======== Information given

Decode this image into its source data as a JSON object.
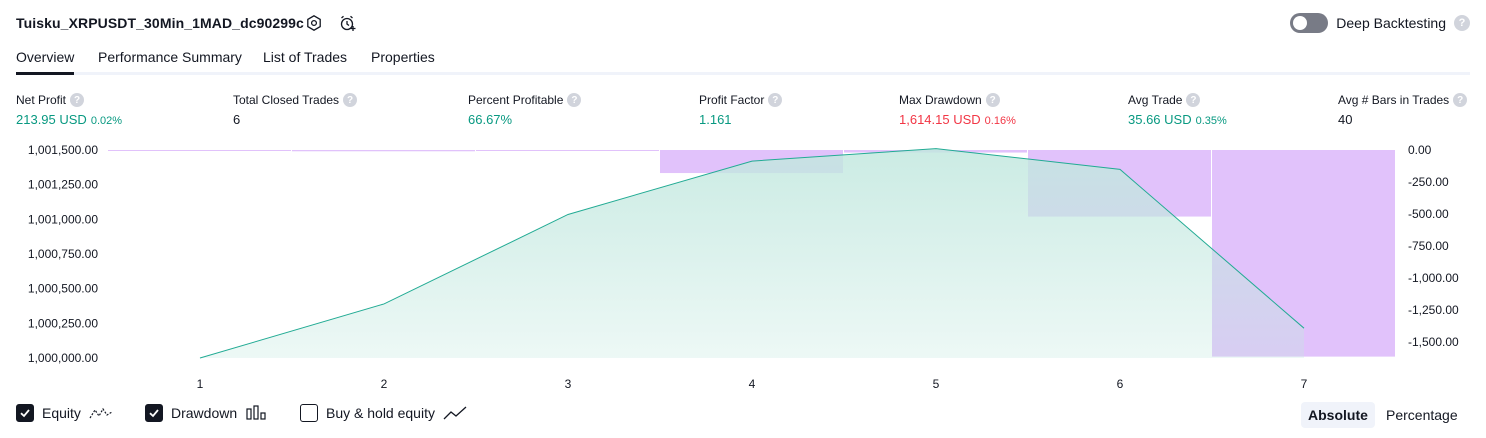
{
  "header": {
    "strategy_title": "Tuisku_XRPUSDT_30Min_1MAD_dc90299c",
    "settings_icon": "gear-icon",
    "alert_icon": "add-alert-icon",
    "deep_backtesting_label": "Deep Backtesting",
    "help_glyph": "?"
  },
  "tabs": [
    {
      "label": "Overview",
      "active": true
    },
    {
      "label": "Performance Summary",
      "active": false
    },
    {
      "label": "List of Trades",
      "active": false
    },
    {
      "label": "Properties",
      "active": false
    }
  ],
  "metrics": [
    {
      "label": "Net Profit",
      "value": "213.95 USD",
      "pct": "0.02%",
      "tone": "pos"
    },
    {
      "label": "Total Closed Trades",
      "value": "6",
      "pct": "",
      "tone": "neutral"
    },
    {
      "label": "Percent Profitable",
      "value": "66.67%",
      "pct": "",
      "tone": "pos"
    },
    {
      "label": "Profit Factor",
      "value": "1.161",
      "pct": "",
      "tone": "pos"
    },
    {
      "label": "Max Drawdown",
      "value": "1,614.15 USD",
      "pct": "0.16%",
      "tone": "neg"
    },
    {
      "label": "Avg Trade",
      "value": "35.66 USD",
      "pct": "0.35%",
      "tone": "pos"
    },
    {
      "label": "Avg # Bars in Trades",
      "value": "40",
      "pct": "",
      "tone": "neutral"
    }
  ],
  "chart_data": {
    "type": "area",
    "x": [
      1,
      2,
      3,
      4,
      5,
      6,
      7
    ],
    "x_tick_labels": [
      "1",
      "2",
      "3",
      "4",
      "5",
      "6",
      "7"
    ],
    "equity_series": {
      "values": [
        1000000.0,
        1000390.0,
        1001035.0,
        1001420.0,
        1001510.0,
        1001360.0,
        1000215.0
      ],
      "color": "#22ab94",
      "fill_color": "#c2e8df"
    },
    "drawdown_series": {
      "values": [
        -5,
        -10,
        -5,
        -180,
        -20,
        -520,
        -1614.15
      ],
      "color": "#e1c2fb"
    },
    "left_axis": {
      "ylim": [
        1000000,
        1001500
      ],
      "tick_values": [
        1000000,
        1000250,
        1000500,
        1000750,
        1001000,
        1001250,
        1001500
      ],
      "tick_labels": [
        "1,000,000.00",
        "1,000,250.00",
        "1,000,500.00",
        "1,000,750.00",
        "1,001,000.00",
        "1,001,250.00",
        "1,001,500.00"
      ]
    },
    "right_axis": {
      "ylim": [
        -1625,
        0
      ],
      "tick_values": [
        0,
        -250,
        -500,
        -750,
        -1000,
        -1250,
        -1500
      ],
      "tick_labels": [
        "0.00",
        "-250.00",
        "-500.00",
        "-750.00",
        "-1,000.00",
        "-1,250.00",
        "-1,500.00"
      ]
    },
    "grid": false
  },
  "legend": [
    {
      "label": "Equity",
      "checked": true,
      "icon": "equity-line-icon"
    },
    {
      "label": "Drawdown",
      "checked": true,
      "icon": "drawdown-bars-icon"
    },
    {
      "label": "Buy & hold equity",
      "checked": false,
      "icon": "buy-hold-line-icon"
    }
  ],
  "modes": [
    {
      "label": "Absolute",
      "active": true
    },
    {
      "label": "Percentage",
      "active": false
    }
  ]
}
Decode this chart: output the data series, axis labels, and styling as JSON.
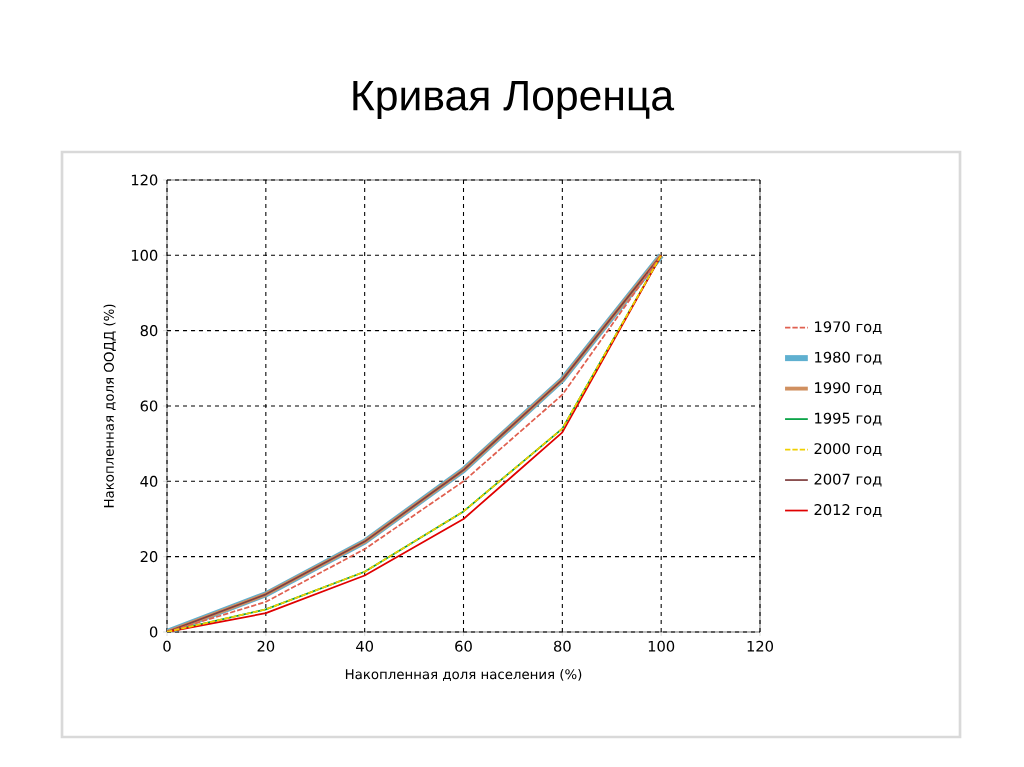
{
  "chart_data": {
    "type": "line",
    "title": "Кривая Лоренца",
    "xlabel": "Накопленная доля населения (%)",
    "ylabel": "Накопленная доля  ООДД (%)",
    "x": [
      0,
      20,
      40,
      60,
      80,
      100
    ],
    "series": [
      {
        "name": "1970 год",
        "color": "#e06050",
        "line_style": "dashed",
        "values": [
          0,
          8,
          22,
          40,
          63,
          100
        ]
      },
      {
        "name": "1980 год",
        "color": "#5fb0d0",
        "values": [
          0,
          10,
          24,
          43,
          67,
          100
        ]
      },
      {
        "name": "1990 год",
        "color": "#d09060",
        "values": [
          0,
          10,
          24,
          43,
          67,
          100
        ]
      },
      {
        "name": "1995 год",
        "color": "#00a040",
        "values": [
          0,
          6,
          16,
          32,
          54,
          100
        ]
      },
      {
        "name": "2000 год",
        "color": "#f0d000",
        "line_style": "dashed",
        "values": [
          0,
          6,
          16,
          32,
          54,
          100
        ]
      },
      {
        "name": "2007 год",
        "color": "#804040",
        "values": [
          0,
          10,
          24,
          43,
          67,
          100
        ]
      },
      {
        "name": "2012 год",
        "color": "#e00000",
        "values": [
          0,
          5,
          15,
          30,
          53,
          100
        ]
      }
    ],
    "xlim": [
      0,
      120
    ],
    "ylim": [
      0,
      120
    ],
    "xticks": [
      0,
      20,
      40,
      60,
      80,
      100,
      120
    ],
    "yticks": [
      0,
      20,
      40,
      60,
      80,
      100,
      120
    ],
    "grid": true,
    "legend": "right",
    "line_style": "solid",
    "marker": "none"
  }
}
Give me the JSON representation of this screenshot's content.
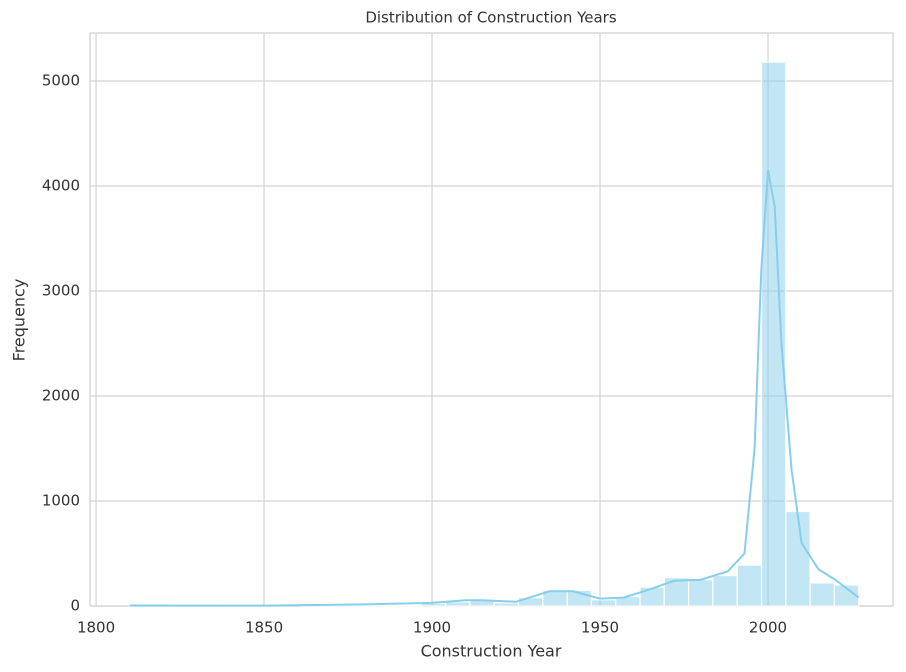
{
  "chart_data": {
    "type": "histogram",
    "title": "Distribution of Construction Years",
    "x_label": "Construction Year",
    "y_label": "Frequency",
    "bins": [
      1810,
      1817.23,
      1824.47,
      1831.7,
      1838.93,
      1846.17,
      1853.4,
      1860.63,
      1867.87,
      1875.1,
      1882.33,
      1889.57,
      1896.8,
      1904.03,
      1911.27,
      1918.5,
      1925.73,
      1932.97,
      1940.2,
      1947.43,
      1954.67,
      1961.9,
      1969.13,
      1976.37,
      1983.6,
      1990.83,
      1998.07,
      2005.3,
      2012.53,
      2019.77,
      2027
    ],
    "values": [
      3,
      0,
      0,
      0,
      0,
      2,
      0,
      2,
      5,
      10,
      8,
      10,
      25,
      40,
      55,
      30,
      80,
      150,
      150,
      60,
      90,
      180,
      270,
      250,
      290,
      390,
      5180,
      900,
      220,
      200
    ],
    "color": "#87ceeb",
    "kde": {
      "x": [
        1810,
        1850,
        1880,
        1900,
        1910,
        1915,
        1925,
        1935,
        1942,
        1950,
        1957,
        1965,
        1972,
        1980,
        1988,
        1993,
        1996,
        1998,
        2000,
        2002,
        2004,
        2007,
        2010,
        2015,
        2020,
        2027
      ],
      "values": [
        5,
        3,
        15,
        30,
        55,
        55,
        40,
        140,
        140,
        70,
        80,
        160,
        240,
        250,
        330,
        500,
        1500,
        3200,
        4150,
        3800,
        2500,
        1300,
        600,
        350,
        250,
        80
      ]
    },
    "xlim": [
      1798.2,
      2037.2
    ],
    "ylim": [
      0,
      5457
    ],
    "xticks": [
      1800,
      1850,
      1900,
      1950,
      2000
    ],
    "yticks": [
      0,
      1000,
      2000,
      3000,
      4000,
      5000
    ],
    "grid": true
  }
}
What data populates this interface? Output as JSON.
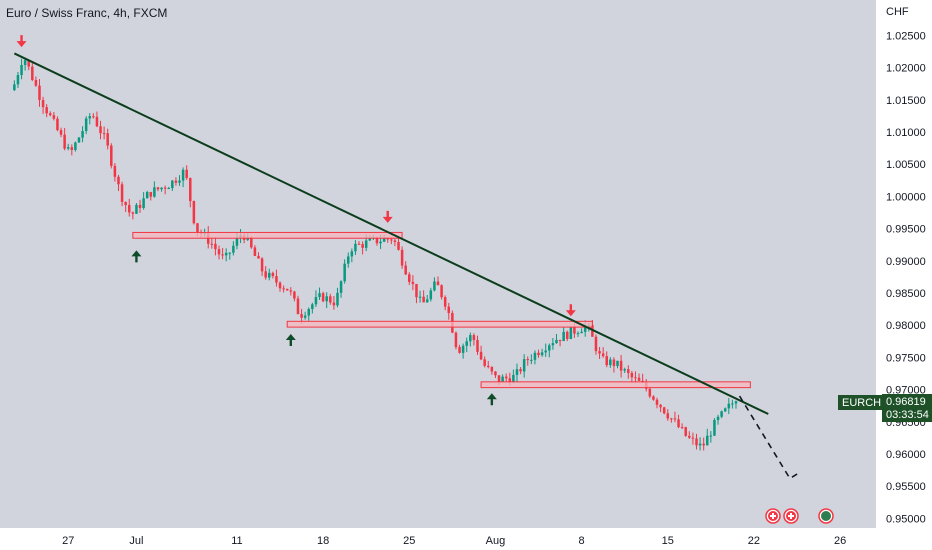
{
  "header": {
    "symbol_title": "Euro / Swiss Franc, 4h, FXCM",
    "currency": "CHF"
  },
  "price_tag": {
    "symbol": "EURCHF",
    "price": "0.96819",
    "countdown": "03:33:54"
  },
  "colors": {
    "background": "#ffffff",
    "chart_bg": "#d1d4dc",
    "up": "#089981",
    "down": "#f23645",
    "trendline": "#0b3d1c",
    "zone_fill": "#f6b7bd",
    "zone_border": "#f23645",
    "tag_bg": "#1e5128"
  },
  "chart_data": {
    "type": "candlestick",
    "title": "Euro / Swiss Franc, 4h, FXCM",
    "ylabel": "CHF",
    "ylim": [
      0.9485,
      1.0305
    ],
    "xlim": [
      -4,
      240
    ],
    "x_ticks": [
      {
        "x": 15,
        "label": "27"
      },
      {
        "x": 34,
        "label": "Jul"
      },
      {
        "x": 62,
        "label": "11"
      },
      {
        "x": 86,
        "label": "18"
      },
      {
        "x": 110,
        "label": "25"
      },
      {
        "x": 134,
        "label": "Aug"
      },
      {
        "x": 158,
        "label": "8"
      },
      {
        "x": 182,
        "label": "15"
      },
      {
        "x": 206,
        "label": "22"
      },
      {
        "x": 230,
        "label": "26"
      }
    ],
    "y_ticks": [
      "1.02500",
      "1.02000",
      "1.01500",
      "1.01000",
      "1.00500",
      "1.00000",
      "0.99500",
      "0.99000",
      "0.98500",
      "0.98000",
      "0.97500",
      "0.97000",
      "0.96500",
      "0.96000",
      "0.95500",
      "0.95000"
    ],
    "waypoints": [
      [
        0,
        1.0165
      ],
      [
        3,
        1.022
      ],
      [
        8,
        1.015
      ],
      [
        16,
        1.0065
      ],
      [
        22,
        1.013
      ],
      [
        26,
        1.0085
      ],
      [
        30,
        1.0005
      ],
      [
        33,
        0.997
      ],
      [
        38,
        1.0005
      ],
      [
        44,
        1.002
      ],
      [
        48,
        1.004
      ],
      [
        51,
        0.995
      ],
      [
        55,
        0.993
      ],
      [
        59,
        0.99
      ],
      [
        64,
        0.9945
      ],
      [
        70,
        0.988
      ],
      [
        77,
        0.9855
      ],
      [
        80,
        0.9815
      ],
      [
        86,
        0.9845
      ],
      [
        90,
        0.9835
      ],
      [
        94,
        0.992
      ],
      [
        100,
        0.993
      ],
      [
        106,
        0.9935
      ],
      [
        110,
        0.988
      ],
      [
        114,
        0.983
      ],
      [
        118,
        0.9865
      ],
      [
        121,
        0.983
      ],
      [
        124,
        0.976
      ],
      [
        128,
        0.9785
      ],
      [
        131,
        0.974
      ],
      [
        135,
        0.9715
      ],
      [
        140,
        0.972
      ],
      [
        143,
        0.9745
      ],
      [
        150,
        0.9775
      ],
      [
        156,
        0.979
      ],
      [
        160,
        0.98
      ],
      [
        164,
        0.9745
      ],
      [
        168,
        0.974
      ],
      [
        172,
        0.972
      ],
      [
        176,
        0.9705
      ],
      [
        182,
        0.9665
      ],
      [
        188,
        0.9625
      ],
      [
        192,
        0.961
      ],
      [
        196,
        0.965
      ],
      [
        201,
        0.9682
      ]
    ],
    "trendline": {
      "from": [
        0,
        1.0222
      ],
      "to": [
        210,
        0.9662
      ]
    },
    "projection": {
      "points": [
        [
          202,
          0.969
        ],
        [
          216,
          0.9562
        ],
        [
          219,
          0.9572
        ]
      ]
    },
    "zones": [
      {
        "x0": 33,
        "x1": 108,
        "low": 0.9935,
        "high": 0.9944
      },
      {
        "x0": 76,
        "x1": 161,
        "low": 0.9797,
        "high": 0.9806
      },
      {
        "x0": 130,
        "x1": 205,
        "low": 0.9703,
        "high": 0.9712
      }
    ],
    "down_arrows": [
      {
        "x": 2,
        "y": 1.0238
      },
      {
        "x": 104,
        "y": 0.9965
      },
      {
        "x": 155,
        "y": 0.982
      }
    ],
    "up_arrows": [
      {
        "x": 34,
        "y": 0.991
      },
      {
        "x": 77,
        "y": 0.978
      },
      {
        "x": 133,
        "y": 0.9688
      }
    ],
    "current_price": 0.96819
  }
}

================

## Exercise requirements
Pull out all lines from the entries above in which the word "Construction" appears.

## Solution for this task
    "title": "Distribution of Construction Years",
    "x_label": "Construction Year",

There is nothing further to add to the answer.